SUPPLIED DATA ::
────────────────────────────────────────
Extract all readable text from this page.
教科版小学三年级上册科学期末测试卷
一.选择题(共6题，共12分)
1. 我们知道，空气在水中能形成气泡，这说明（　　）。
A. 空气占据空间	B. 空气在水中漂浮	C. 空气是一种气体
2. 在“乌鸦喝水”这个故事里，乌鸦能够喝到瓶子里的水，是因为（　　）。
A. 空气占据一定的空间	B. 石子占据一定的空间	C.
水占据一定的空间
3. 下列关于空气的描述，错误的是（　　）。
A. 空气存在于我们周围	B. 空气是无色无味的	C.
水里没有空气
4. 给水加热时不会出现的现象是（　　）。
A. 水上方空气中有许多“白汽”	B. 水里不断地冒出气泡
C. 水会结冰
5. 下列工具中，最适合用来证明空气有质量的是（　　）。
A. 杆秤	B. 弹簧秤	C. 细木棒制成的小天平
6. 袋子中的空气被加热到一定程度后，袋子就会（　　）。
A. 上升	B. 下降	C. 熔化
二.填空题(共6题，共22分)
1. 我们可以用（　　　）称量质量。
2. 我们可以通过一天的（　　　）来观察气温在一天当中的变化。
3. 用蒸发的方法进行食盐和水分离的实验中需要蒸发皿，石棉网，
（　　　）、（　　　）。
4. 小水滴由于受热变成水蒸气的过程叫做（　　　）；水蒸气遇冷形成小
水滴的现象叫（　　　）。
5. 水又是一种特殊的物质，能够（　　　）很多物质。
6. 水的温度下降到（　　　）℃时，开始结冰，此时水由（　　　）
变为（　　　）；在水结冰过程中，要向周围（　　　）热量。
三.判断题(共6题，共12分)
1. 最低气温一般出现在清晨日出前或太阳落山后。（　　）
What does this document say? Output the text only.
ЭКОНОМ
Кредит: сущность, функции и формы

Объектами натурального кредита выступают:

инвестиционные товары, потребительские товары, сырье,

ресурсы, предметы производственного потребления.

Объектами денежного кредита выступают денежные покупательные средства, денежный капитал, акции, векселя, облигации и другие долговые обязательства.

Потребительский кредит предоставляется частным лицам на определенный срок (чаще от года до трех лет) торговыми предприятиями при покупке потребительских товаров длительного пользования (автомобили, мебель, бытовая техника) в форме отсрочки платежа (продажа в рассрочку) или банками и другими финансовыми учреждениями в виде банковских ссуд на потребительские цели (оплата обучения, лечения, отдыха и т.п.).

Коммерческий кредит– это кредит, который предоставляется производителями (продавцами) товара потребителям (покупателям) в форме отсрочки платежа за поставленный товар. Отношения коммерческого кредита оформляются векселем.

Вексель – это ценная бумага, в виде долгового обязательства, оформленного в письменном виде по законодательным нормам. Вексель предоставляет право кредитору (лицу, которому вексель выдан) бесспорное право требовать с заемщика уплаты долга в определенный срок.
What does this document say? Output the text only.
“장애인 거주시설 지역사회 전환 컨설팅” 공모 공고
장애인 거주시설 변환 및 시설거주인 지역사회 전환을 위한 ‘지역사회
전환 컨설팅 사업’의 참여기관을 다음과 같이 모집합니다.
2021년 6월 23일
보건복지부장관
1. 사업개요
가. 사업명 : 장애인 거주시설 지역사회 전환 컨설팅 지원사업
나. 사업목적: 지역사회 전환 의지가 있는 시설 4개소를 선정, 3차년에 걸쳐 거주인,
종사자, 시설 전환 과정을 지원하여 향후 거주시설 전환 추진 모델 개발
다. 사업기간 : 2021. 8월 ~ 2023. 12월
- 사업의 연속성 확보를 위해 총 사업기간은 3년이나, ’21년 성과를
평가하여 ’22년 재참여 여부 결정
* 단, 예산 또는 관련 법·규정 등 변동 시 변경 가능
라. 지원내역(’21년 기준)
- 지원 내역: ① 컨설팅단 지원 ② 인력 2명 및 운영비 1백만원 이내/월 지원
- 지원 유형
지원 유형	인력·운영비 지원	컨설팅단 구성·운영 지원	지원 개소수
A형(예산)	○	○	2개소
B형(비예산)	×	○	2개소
────────────────────────────────────────
THE TASK :: Your task is to print all of the records exactly.

TASK ANSWER ::
Extract all readable text from this page.
教科版小学三年级上册科学期末测试卷
一.选择题(共6题，共12分)
1. 我们知道，空气在水中能形成气泡，这说明（　　）。
A. 空气占据空间	B. 空气在水中漂浮	C. 空气是一种气体
2. 在“乌鸦喝水”这个故事里，乌鸦能够喝到瓶子里的水，是因为（　　）。
A. 空气占据一定的空间	B. 石子占据一定的空间	C.
水占据一定的空间
3. 下列关于空气的描述，错误的是（　　）。
A. 空气存在于我们周围	B. 空气是无色无味的	C.
水里没有空气
4. 给水加热时不会出现的现象是（　　）。
A. 水上方空气中有许多“白汽”	B. 水里不断地冒出气泡
C. 水会结冰
5. 下列工具中，最适合用来证明空气有质量的是（　　）。
A. 杆秤	B. 弹簧秤	C. 细木棒制成的小天平
6. 袋子中的空气被加热到一定程度后，袋子就会（　　）。
A. 上升	B. 下降	C. 熔化
二.填空题(共6题，共22分)
1. 我们可以用（　　　）称量质量。
2. 我们可以通过一天的（　　　）来观察气温在一天当中的变化。
3. 用蒸发的方法进行食盐和水分离的实验中需要蒸发皿，石棉网，
（　　　）、（　　　）。
4. 小水滴由于受热变成水蒸气的过程叫做（　　　）；水蒸气遇冷形成小
水滴的现象叫（　　　）。
5. 水又是一种特殊的物质，能够（　　　）很多物质。
6. 水的温度下降到（　　　）℃时，开始结冰，此时水由（　　　）
变为（　　　）；在水结冰过程中，要向周围（　　　）热量。
三.判断题(共6题，共12分)
1. 最低气温一般出现在清晨日出前或太阳落山后。（　　）
What does this document say? Output the text only.
ЭКОНОМ
Кредит: сущность, функции и формы

Объектами натурального кредита выступают:

инвестиционные товары, потребительские товары, сырье,

ресурсы, предметы производственного потребления.

Объектами денежного кредита выступают денежные покупательные средства, денежный капитал, акции, векселя, облигации и другие долговые обязательства.

Потребительский кредит предоставляется частным лицам на определенный срок (чаще от года до трех лет) торговыми предприятиями при покупке потребительских товаров длительного пользования (автомобили, мебель, бытовая техника) в форме отсрочки платежа (продажа в рассрочку) или банками и другими финансовыми учреждениями в виде банковских ссуд на потребительские цели (оплата обучения, лечения, отдыха и т.п.).

Коммерческий кредит– это кредит, который предоставляется производителями (продавцами) товара потребителям (покупателям) в форме отсрочки платежа за поставленный товар. Отношения коммерческого кредита оформляются векселем.

Вексель – это ценная бумага, в виде долгового обязательства, оформленного в письменном виде по законодательным нормам. Вексель предоставляет право кредитору (лицу, которому вексель выдан) бесспорное право требовать с заемщика уплаты долга в определенный срок.
What does this document say? Output the text only.
“장애인 거주시설 지역사회 전환 컨설팅” 공모 공고
장애인 거주시설 변환 및 시설거주인 지역사회 전환을 위한 ‘지역사회
전환 컨설팅 사업’의 참여기관을 다음과 같이 모집합니다.
2021년 6월 23일
보건복지부장관
1. 사업개요
가. 사업명 : 장애인 거주시설 지역사회 전환 컨설팅 지원사업
나. 사업목적: 지역사회 전환 의지가 있는 시설 4개소를 선정, 3차년에 걸쳐 거주인,
종사자, 시설 전환 과정을 지원하여 향후 거주시설 전환 추진 모델 개발
다. 사업기간 : 2021. 8월 ~ 2023. 12월
- 사업의 연속성 확보를 위해 총 사업기간은 3년이나, ’21년 성과를
평가하여 ’22년 재참여 여부 결정
* 단, 예산 또는 관련 법·규정 등 변동 시 변경 가능
라. 지원내역(’21년 기준)
- 지원 내역: ① 컨설팅단 지원 ② 인력 2명 및 운영비 1백만원 이내/월 지원
- 지원 유형
지원 유형	인력·운영비 지원	컨설팅단 구성·운영 지원	지원 개소수
A형(예산)	○	○	2개소
B형(비예산)	×	○	2개소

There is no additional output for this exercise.